* [Work to do] Copy each line below in which the word "this" occurs.
-------- Given entries --------
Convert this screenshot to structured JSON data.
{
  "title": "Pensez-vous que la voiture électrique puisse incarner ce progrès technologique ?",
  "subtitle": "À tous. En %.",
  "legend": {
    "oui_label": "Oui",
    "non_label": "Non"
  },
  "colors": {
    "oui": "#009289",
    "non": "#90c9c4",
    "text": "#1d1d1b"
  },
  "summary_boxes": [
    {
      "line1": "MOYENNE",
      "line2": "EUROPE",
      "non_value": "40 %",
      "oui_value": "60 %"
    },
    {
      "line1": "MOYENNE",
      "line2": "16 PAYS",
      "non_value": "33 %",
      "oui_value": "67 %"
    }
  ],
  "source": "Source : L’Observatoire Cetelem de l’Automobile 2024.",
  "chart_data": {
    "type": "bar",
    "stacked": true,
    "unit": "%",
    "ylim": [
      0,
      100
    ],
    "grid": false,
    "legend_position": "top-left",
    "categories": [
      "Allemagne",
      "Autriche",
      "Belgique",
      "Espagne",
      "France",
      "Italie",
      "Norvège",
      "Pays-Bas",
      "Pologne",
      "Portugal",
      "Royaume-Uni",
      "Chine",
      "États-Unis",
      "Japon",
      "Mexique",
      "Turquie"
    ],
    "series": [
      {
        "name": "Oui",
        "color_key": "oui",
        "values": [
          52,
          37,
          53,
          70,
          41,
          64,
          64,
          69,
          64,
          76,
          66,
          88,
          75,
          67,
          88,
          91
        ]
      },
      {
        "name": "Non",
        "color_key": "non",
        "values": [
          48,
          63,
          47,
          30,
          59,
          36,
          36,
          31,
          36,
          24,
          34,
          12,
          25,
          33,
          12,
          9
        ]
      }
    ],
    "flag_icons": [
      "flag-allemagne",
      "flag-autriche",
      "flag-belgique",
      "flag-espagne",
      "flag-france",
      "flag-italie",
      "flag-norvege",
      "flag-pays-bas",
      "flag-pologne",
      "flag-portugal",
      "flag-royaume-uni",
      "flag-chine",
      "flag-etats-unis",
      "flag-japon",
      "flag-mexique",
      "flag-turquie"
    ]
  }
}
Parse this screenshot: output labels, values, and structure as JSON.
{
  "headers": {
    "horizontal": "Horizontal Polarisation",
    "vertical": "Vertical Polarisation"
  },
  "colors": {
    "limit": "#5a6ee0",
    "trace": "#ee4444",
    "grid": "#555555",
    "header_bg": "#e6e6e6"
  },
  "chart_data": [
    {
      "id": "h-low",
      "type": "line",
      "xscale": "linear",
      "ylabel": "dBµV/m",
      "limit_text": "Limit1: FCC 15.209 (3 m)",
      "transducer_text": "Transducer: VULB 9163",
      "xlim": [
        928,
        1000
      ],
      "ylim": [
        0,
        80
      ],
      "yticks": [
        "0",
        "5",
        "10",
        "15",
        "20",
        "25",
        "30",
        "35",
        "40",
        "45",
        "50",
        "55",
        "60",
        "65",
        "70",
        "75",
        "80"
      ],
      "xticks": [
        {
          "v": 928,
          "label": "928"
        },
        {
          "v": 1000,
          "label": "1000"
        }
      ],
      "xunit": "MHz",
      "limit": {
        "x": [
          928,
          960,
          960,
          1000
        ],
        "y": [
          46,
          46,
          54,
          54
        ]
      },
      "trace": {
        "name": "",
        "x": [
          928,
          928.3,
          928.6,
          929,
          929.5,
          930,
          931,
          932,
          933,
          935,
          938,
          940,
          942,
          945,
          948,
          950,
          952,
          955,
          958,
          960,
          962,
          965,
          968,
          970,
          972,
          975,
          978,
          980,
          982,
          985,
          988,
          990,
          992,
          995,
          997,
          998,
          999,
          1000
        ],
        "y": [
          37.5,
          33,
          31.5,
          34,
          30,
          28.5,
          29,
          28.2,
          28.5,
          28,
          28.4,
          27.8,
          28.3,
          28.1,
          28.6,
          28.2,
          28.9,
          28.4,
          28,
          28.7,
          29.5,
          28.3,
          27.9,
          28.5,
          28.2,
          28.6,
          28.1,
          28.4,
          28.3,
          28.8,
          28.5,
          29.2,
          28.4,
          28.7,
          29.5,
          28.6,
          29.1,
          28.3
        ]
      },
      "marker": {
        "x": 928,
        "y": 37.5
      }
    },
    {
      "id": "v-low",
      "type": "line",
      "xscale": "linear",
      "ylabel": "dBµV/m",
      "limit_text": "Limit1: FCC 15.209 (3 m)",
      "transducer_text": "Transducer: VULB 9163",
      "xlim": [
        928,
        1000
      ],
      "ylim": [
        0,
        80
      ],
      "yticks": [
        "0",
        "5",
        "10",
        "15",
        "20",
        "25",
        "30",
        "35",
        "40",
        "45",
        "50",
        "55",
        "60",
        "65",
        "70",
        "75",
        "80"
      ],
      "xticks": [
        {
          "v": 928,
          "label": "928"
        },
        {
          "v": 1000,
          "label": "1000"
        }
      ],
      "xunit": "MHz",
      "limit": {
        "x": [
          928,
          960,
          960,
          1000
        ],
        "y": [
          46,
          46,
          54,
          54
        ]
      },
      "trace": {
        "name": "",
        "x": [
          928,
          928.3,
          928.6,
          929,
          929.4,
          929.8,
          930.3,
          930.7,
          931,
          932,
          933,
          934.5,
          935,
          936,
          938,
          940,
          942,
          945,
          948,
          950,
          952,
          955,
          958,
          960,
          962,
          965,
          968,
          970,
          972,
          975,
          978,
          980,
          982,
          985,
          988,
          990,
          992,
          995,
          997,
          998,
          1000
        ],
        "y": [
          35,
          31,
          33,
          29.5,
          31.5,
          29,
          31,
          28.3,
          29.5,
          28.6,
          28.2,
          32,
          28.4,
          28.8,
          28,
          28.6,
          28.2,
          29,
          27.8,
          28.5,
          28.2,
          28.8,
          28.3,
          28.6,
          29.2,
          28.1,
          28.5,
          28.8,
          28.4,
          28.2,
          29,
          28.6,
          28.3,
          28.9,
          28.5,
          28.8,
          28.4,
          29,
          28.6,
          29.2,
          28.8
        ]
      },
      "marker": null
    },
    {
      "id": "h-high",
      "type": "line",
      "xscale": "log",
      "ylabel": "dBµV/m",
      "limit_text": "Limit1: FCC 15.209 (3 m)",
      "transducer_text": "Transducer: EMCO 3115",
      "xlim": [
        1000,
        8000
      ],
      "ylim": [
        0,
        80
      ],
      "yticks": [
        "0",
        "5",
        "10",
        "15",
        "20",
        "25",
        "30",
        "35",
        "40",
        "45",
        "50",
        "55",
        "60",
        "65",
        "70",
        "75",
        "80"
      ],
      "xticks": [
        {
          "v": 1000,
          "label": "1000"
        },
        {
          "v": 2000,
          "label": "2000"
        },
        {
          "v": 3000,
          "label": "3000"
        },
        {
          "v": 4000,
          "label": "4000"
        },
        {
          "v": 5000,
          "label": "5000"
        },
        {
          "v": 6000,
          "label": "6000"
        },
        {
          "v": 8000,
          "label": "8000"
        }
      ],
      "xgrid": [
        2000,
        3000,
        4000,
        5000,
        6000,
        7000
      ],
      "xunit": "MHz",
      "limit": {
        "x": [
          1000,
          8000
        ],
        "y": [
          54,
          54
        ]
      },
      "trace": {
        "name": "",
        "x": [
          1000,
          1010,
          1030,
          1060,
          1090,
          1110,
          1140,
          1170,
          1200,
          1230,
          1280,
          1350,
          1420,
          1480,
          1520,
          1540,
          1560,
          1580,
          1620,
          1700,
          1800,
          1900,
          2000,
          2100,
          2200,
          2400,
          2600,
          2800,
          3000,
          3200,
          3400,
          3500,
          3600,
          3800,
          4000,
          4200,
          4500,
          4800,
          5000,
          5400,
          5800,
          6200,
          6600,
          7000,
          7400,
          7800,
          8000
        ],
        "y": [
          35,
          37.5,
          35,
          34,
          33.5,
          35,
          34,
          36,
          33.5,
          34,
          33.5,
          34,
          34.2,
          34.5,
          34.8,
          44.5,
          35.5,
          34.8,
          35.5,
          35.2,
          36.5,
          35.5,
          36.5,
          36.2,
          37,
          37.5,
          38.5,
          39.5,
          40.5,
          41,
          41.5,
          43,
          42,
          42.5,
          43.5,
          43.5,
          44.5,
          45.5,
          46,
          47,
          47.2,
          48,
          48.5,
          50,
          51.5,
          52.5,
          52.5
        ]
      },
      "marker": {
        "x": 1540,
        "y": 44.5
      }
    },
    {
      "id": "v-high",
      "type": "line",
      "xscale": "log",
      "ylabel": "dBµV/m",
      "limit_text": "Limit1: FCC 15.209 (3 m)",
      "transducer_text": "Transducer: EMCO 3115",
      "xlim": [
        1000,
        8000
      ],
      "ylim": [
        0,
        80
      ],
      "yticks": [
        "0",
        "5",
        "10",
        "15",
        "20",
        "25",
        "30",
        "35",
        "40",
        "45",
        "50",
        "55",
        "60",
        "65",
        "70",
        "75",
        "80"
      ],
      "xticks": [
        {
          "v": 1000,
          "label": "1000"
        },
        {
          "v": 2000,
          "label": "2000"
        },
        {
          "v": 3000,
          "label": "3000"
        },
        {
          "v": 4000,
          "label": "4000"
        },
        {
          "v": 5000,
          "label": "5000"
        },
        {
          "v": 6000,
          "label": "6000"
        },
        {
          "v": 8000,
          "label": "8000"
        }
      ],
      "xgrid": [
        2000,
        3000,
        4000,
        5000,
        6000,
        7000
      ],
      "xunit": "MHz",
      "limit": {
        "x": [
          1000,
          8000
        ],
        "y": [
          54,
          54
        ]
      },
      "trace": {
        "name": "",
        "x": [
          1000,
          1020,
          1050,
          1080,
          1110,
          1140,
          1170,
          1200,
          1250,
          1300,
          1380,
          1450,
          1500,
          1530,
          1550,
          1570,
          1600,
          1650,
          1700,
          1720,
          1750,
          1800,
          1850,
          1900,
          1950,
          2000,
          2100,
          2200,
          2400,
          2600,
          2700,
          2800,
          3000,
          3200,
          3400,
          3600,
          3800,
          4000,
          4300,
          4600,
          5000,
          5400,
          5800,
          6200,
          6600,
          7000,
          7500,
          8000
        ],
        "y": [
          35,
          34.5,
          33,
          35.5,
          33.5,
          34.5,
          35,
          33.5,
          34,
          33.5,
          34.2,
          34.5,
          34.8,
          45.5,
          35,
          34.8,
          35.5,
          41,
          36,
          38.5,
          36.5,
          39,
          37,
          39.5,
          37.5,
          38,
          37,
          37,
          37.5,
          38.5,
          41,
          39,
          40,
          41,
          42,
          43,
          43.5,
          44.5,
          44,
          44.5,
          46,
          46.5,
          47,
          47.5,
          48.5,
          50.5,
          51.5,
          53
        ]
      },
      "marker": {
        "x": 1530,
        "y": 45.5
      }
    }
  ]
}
--------
* [Response below]
Convert this screenshot to structured JSON data.
Parse this screenshot: output labels, values, and structure as JSON.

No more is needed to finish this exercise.